> _PROMPT_:
Select every line holding the word "Grey" and copy it.

##### AVAILABLE DATA

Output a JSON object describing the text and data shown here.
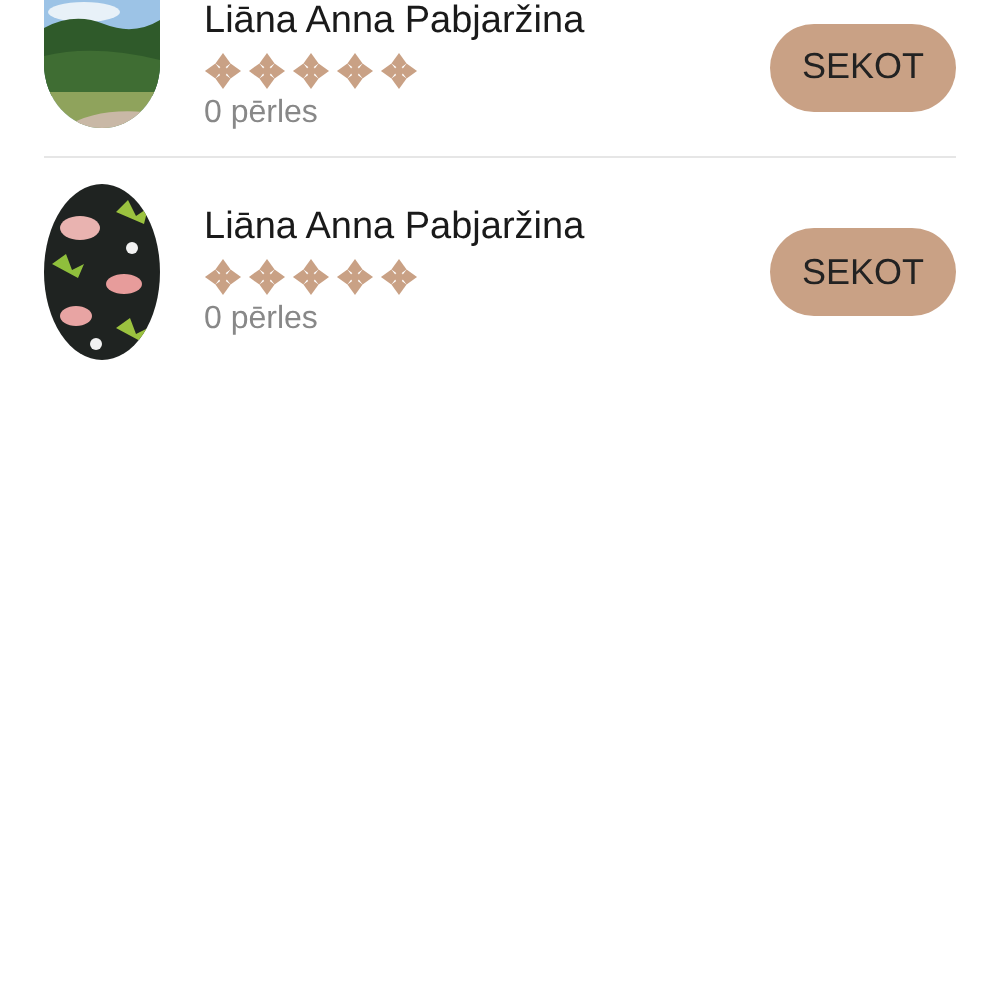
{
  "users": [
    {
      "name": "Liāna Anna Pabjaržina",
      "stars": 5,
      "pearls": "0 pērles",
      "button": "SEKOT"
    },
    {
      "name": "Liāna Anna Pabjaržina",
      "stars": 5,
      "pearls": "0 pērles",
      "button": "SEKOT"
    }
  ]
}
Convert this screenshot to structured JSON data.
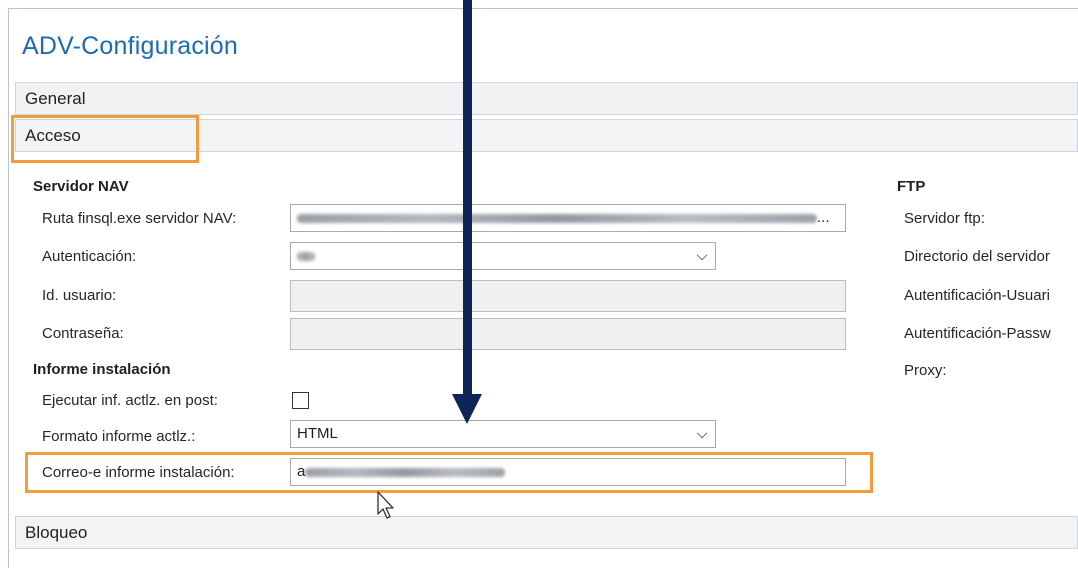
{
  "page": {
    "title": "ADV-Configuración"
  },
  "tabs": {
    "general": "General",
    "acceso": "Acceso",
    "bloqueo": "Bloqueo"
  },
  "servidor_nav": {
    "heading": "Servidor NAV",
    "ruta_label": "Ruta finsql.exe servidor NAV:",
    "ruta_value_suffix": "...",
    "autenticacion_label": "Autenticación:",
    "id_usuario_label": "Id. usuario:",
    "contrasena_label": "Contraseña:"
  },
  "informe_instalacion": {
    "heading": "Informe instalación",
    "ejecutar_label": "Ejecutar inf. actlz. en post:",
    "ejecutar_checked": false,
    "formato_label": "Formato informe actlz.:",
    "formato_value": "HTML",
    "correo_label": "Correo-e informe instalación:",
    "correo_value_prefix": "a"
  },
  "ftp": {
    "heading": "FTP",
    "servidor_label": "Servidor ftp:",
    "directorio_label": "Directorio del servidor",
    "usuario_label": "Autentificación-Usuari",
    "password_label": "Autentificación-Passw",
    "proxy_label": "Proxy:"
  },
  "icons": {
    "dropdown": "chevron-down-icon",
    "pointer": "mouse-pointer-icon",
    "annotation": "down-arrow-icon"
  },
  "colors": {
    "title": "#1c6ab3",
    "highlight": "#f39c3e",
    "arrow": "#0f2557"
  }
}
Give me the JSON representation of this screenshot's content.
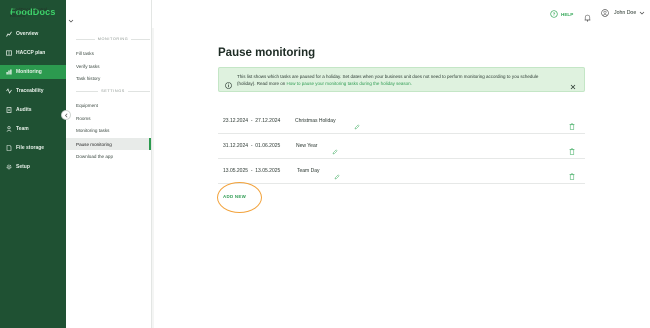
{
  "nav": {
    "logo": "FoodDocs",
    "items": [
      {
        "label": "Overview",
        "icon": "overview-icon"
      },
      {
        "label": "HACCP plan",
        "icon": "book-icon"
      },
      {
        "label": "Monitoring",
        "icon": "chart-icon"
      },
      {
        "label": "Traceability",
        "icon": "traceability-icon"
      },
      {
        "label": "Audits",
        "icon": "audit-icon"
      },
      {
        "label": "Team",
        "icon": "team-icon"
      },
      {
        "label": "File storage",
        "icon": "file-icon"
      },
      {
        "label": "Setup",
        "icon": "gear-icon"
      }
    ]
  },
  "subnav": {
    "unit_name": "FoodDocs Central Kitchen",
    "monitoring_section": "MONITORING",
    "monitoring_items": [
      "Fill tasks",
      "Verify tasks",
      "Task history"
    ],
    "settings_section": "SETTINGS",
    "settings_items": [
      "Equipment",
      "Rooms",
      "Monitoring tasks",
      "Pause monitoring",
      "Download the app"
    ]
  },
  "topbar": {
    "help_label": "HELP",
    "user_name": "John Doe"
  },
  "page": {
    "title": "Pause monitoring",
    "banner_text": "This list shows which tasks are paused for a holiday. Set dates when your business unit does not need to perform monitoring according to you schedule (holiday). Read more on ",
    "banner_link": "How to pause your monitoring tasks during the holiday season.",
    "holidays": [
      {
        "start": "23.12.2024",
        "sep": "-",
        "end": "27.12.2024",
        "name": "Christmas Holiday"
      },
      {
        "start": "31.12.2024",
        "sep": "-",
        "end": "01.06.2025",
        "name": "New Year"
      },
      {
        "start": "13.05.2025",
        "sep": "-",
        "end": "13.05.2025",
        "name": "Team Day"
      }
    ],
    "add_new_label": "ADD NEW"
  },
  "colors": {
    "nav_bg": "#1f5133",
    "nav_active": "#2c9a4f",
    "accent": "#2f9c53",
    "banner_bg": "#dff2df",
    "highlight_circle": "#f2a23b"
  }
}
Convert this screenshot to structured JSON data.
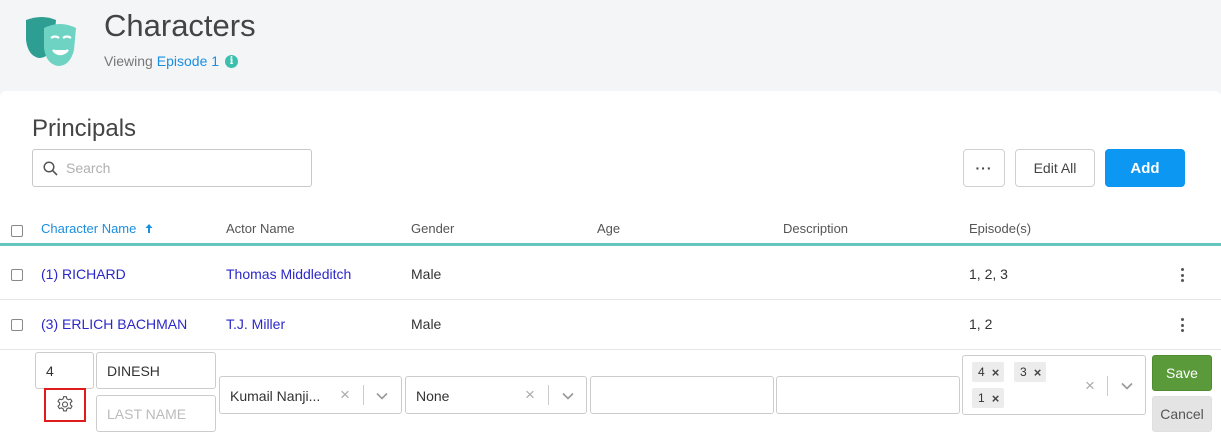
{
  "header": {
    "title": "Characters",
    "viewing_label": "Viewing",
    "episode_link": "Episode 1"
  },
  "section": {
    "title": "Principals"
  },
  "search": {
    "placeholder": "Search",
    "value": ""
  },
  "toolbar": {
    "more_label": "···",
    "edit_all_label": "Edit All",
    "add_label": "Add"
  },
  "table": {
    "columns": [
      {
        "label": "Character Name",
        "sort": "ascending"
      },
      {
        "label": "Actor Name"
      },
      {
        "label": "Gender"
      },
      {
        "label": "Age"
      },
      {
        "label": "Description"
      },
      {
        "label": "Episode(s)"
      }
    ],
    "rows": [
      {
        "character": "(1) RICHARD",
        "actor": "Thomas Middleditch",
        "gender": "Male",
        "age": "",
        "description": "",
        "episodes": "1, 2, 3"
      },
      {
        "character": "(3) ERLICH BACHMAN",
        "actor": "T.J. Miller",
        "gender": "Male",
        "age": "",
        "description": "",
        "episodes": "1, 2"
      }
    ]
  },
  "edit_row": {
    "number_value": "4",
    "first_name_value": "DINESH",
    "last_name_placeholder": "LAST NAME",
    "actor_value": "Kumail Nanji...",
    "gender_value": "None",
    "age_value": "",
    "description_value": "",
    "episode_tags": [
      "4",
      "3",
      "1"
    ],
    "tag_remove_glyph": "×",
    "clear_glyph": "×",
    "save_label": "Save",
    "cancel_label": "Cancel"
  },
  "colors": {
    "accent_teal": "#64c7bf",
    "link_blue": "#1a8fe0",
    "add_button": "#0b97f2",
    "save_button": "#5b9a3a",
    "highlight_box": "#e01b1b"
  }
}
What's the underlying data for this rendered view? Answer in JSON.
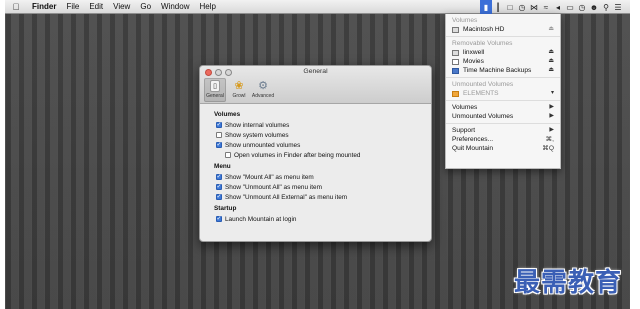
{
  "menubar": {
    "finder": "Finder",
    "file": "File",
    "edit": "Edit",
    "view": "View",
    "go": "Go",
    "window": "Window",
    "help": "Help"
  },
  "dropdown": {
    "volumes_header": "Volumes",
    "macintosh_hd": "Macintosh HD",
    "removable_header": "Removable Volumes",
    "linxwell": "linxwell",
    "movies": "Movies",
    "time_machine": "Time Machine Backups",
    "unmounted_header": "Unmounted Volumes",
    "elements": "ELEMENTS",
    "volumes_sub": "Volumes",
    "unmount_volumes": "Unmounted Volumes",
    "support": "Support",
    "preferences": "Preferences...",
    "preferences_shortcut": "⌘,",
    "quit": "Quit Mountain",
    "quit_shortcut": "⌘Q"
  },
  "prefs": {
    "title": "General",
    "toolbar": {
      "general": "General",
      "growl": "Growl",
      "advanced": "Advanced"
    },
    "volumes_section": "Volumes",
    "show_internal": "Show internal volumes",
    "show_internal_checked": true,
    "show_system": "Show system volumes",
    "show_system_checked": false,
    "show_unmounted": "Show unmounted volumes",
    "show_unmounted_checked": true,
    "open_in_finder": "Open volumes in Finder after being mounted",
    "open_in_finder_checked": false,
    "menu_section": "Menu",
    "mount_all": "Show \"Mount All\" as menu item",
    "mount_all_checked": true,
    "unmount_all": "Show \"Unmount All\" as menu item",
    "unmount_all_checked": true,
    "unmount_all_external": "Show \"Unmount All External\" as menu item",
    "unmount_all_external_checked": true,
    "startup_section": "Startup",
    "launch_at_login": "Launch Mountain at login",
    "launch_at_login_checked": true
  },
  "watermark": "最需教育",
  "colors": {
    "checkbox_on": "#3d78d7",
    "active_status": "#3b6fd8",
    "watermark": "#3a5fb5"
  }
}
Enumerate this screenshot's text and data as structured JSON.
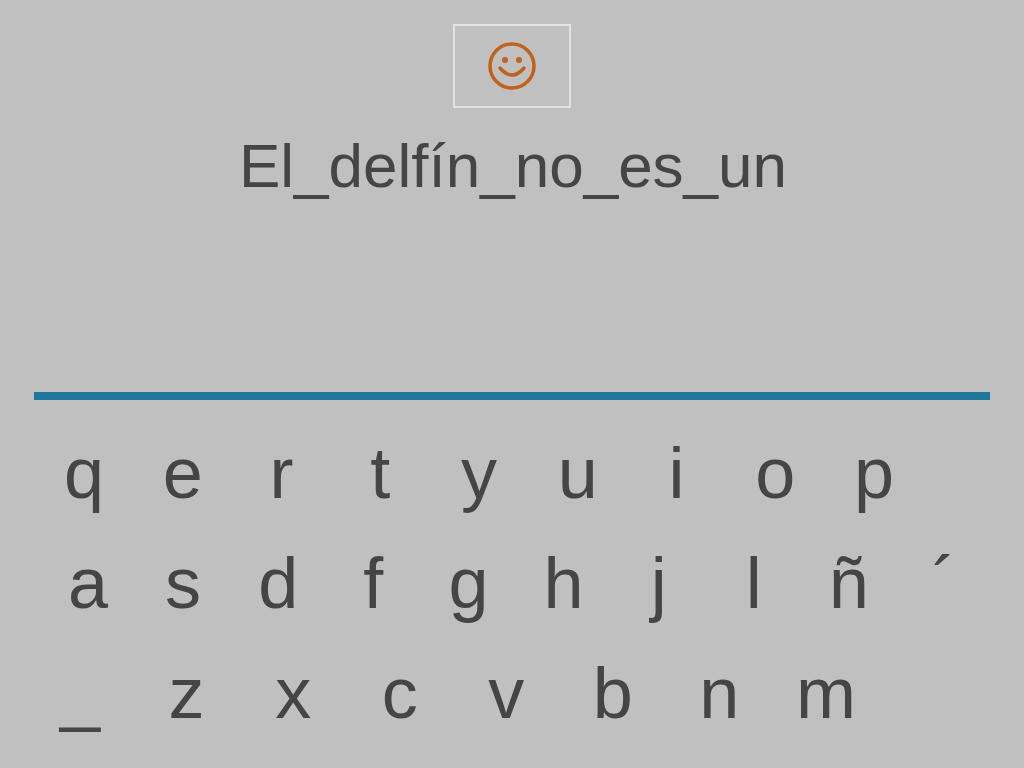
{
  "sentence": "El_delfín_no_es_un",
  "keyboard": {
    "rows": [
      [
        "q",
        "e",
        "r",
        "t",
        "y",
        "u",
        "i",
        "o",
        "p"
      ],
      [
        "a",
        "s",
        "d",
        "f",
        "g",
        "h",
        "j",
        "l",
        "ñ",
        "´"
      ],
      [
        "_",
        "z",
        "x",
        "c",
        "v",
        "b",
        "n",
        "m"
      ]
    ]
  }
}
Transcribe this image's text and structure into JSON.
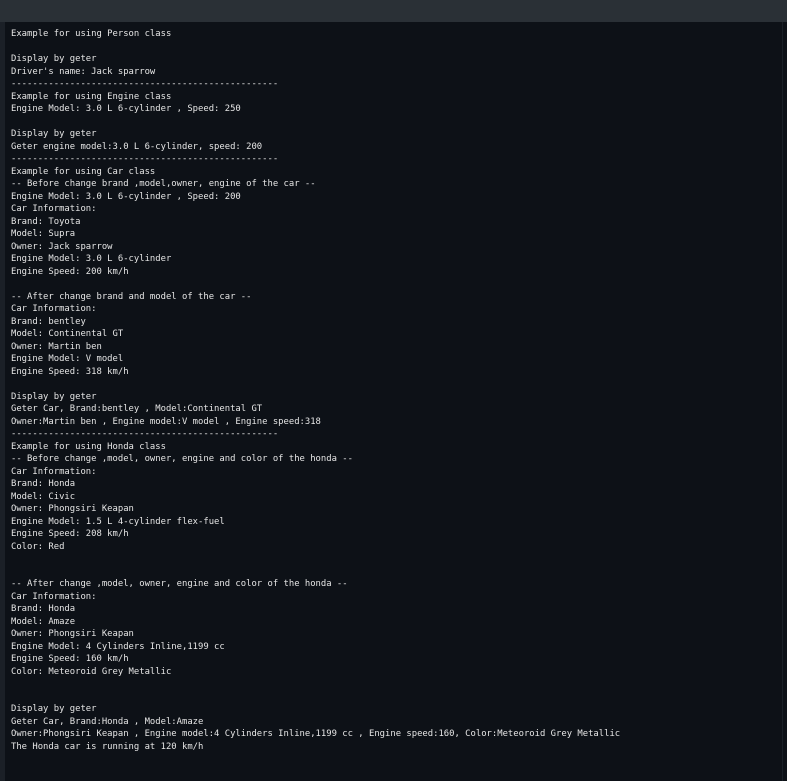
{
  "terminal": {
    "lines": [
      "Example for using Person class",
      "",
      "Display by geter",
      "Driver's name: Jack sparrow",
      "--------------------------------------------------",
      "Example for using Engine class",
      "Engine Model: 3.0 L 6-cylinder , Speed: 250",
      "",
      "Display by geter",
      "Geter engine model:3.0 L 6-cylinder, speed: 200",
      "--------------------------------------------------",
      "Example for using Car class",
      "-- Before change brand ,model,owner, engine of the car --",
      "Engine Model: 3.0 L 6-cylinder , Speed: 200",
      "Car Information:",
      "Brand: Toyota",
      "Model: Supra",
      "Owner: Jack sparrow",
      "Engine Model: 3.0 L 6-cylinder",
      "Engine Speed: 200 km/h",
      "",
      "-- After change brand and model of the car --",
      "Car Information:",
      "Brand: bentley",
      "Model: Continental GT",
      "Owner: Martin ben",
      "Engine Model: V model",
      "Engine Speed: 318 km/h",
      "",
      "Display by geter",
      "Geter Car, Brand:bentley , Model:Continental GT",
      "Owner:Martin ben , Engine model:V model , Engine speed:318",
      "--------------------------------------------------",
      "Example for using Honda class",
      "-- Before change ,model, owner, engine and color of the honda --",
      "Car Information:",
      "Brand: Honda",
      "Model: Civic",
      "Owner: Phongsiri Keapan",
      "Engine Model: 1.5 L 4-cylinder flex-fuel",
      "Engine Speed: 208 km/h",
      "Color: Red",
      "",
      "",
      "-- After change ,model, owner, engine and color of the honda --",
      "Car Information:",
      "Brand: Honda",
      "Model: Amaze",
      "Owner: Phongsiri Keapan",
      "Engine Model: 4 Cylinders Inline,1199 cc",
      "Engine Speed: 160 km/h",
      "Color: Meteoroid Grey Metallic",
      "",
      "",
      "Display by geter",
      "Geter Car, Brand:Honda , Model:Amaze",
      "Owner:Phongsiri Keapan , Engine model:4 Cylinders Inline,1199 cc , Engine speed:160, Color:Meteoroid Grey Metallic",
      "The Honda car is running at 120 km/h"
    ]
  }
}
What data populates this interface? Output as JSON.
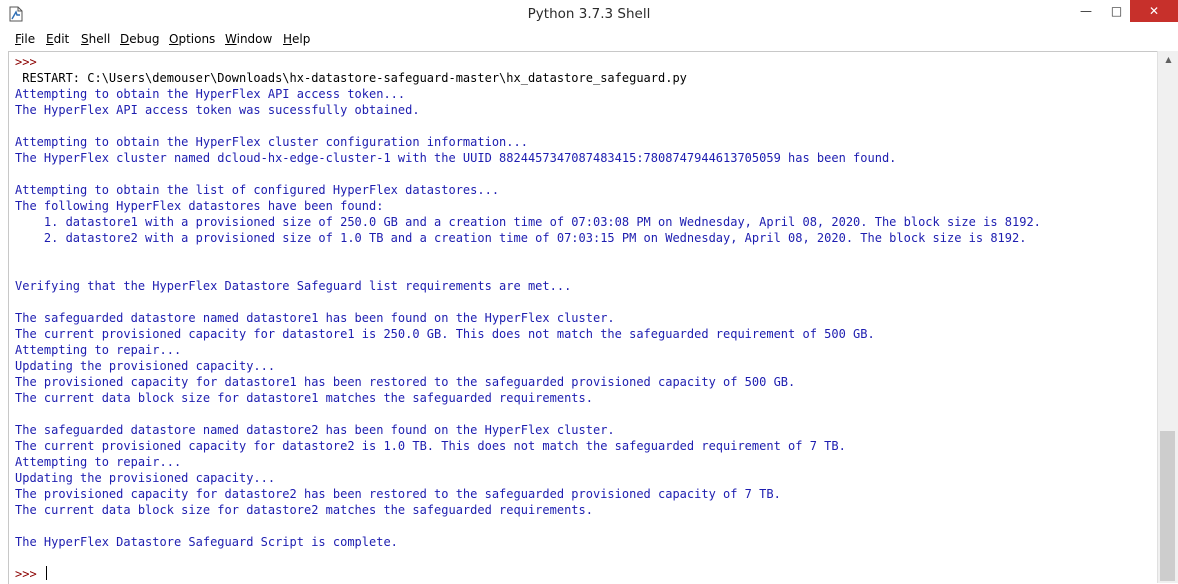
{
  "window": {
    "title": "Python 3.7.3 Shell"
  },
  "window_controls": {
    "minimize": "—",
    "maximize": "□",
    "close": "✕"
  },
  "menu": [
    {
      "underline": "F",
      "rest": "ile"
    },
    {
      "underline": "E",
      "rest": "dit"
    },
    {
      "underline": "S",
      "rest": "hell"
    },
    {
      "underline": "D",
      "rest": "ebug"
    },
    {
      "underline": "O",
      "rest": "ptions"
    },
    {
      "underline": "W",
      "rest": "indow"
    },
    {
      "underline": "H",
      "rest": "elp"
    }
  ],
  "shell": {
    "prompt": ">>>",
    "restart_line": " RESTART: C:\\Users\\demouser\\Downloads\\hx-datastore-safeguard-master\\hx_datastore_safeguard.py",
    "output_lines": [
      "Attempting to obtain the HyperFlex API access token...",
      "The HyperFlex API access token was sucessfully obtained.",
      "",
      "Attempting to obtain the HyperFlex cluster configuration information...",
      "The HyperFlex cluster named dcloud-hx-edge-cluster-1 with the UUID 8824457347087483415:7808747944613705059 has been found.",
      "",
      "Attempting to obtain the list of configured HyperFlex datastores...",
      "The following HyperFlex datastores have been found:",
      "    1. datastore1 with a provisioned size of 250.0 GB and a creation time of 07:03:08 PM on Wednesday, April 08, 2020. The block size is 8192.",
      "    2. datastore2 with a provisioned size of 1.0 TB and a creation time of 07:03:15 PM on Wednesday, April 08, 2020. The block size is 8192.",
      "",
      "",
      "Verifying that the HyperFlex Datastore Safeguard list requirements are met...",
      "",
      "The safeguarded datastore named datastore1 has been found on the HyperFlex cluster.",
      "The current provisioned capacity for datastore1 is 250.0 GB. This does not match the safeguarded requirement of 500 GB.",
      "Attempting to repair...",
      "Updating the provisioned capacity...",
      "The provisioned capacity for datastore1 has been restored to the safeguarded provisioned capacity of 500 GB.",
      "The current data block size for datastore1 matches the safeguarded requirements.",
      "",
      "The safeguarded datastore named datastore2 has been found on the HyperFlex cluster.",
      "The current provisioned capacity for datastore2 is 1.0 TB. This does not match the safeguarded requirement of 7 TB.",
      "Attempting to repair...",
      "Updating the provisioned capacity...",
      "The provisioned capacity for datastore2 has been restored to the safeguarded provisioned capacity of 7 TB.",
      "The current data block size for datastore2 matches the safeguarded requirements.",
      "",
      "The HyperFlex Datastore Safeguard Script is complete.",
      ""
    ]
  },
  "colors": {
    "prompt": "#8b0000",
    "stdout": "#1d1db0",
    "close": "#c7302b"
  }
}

##########

> _ANSWER TO THE TASK_:
      "Color: Meteoroid Grey Metallic",
      "Owner:Phongsiri Keapan , Engine model:4 Cylinders Inline,1199 cc , Engine speed:160, Color:Meteoroid Grey Metallic",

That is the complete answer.